Task to complete:
Copy out all of the material exactly as presented.

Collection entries
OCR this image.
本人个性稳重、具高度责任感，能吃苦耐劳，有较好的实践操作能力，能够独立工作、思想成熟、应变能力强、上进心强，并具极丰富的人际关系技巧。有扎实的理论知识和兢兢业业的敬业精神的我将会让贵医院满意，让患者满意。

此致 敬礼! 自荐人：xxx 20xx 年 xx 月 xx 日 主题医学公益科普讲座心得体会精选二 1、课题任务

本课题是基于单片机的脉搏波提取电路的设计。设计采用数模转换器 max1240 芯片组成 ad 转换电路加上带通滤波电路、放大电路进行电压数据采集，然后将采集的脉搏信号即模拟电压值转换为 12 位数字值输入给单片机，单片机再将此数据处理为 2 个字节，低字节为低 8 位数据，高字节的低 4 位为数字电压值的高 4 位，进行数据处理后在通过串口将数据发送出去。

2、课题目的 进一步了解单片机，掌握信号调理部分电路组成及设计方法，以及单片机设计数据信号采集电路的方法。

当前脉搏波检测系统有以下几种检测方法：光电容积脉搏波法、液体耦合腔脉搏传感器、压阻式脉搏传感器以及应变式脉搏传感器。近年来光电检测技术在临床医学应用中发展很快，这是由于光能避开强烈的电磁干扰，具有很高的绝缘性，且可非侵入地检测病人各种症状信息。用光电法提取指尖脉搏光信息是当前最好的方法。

Exercise response:
OCR this image.
本人个性稳重、具高度责任感，能吃苦耐劳，有较好的实践操作能力，能够独立工作、思想成熟、应变能力强、上进心强，并具极丰富的人际关系技巧。有扎实的理论知识和兢兢业业的敬业精神的我将会让贵医院满意，让患者满意。

此致 敬礼! 自荐人：xxx 20xx 年 xx 月 xx 日 主题医学公益科普讲座心得体会精选二 1、课题任务

本课题是基于单片机的脉搏波提取电路的设计。设计采用数模转换器 max1240 芯片组成 ad 转换电路加上带通滤波电路、放大电路进行电压数据采集，然后将采集的脉搏信号即模拟电压值转换为 12 位数字值输入给单片机，单片机再将此数据处理为 2 个字节，低字节为低 8 位数据，高字节的低 4 位为数字电压值的高 4 位，进行数据处理后在通过串口将数据发送出去。

2、课题目的 进一步了解单片机，掌握信号调理部分电路组成及设计方法，以及单片机设计数据信号采集电路的方法。

当前脉搏波检测系统有以下几种检测方法：光电容积脉搏波法、液体耦合腔脉搏传感器、压阻式脉搏传感器以及应变式脉搏传感器。近年来光电检测技术在临床医学应用中发展很快，这是由于光能避开强烈的电磁干扰，具有很高的绝缘性，且可非侵入地检测病人各种症状信息。用光电法提取指尖脉搏光信息是当前最好的方法。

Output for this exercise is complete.